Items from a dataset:
--- Start ---

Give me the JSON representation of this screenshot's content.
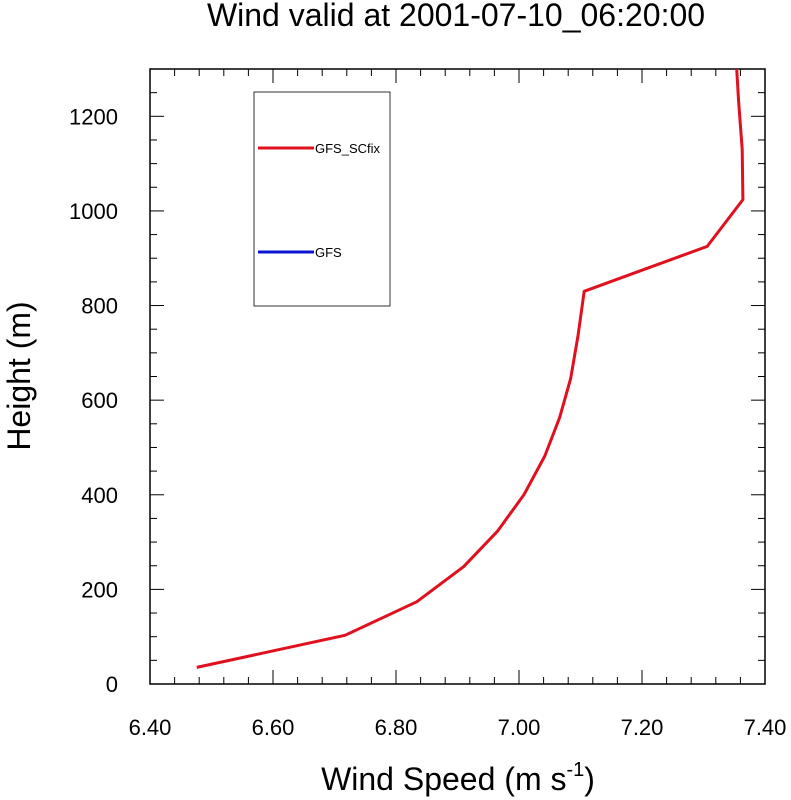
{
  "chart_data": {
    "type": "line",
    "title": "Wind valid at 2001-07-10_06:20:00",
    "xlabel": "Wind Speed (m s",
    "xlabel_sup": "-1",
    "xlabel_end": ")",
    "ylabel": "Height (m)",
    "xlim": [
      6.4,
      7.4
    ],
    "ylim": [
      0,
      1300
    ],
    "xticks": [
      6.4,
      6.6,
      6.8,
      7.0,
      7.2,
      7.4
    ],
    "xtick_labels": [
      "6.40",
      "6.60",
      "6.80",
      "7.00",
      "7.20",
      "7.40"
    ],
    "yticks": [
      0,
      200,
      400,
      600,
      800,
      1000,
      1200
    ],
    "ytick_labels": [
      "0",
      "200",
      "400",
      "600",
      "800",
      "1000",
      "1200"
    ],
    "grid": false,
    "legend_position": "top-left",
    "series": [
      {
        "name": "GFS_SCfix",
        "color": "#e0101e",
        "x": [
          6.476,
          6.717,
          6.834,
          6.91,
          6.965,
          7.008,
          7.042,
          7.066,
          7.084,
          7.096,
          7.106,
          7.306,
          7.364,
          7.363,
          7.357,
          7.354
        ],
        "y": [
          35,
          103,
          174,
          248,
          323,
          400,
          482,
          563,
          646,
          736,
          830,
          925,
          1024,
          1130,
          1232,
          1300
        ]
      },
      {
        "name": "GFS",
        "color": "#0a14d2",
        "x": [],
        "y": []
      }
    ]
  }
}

--- End ---

WHAT IS BEING ASKED
Filter the data for the string "Wind" and copy every line that has it.

TASK RESPONSE
    "title": "Wind valid at 2001-07-10_06:20:00",
    "xlabel": "Wind Speed (m s",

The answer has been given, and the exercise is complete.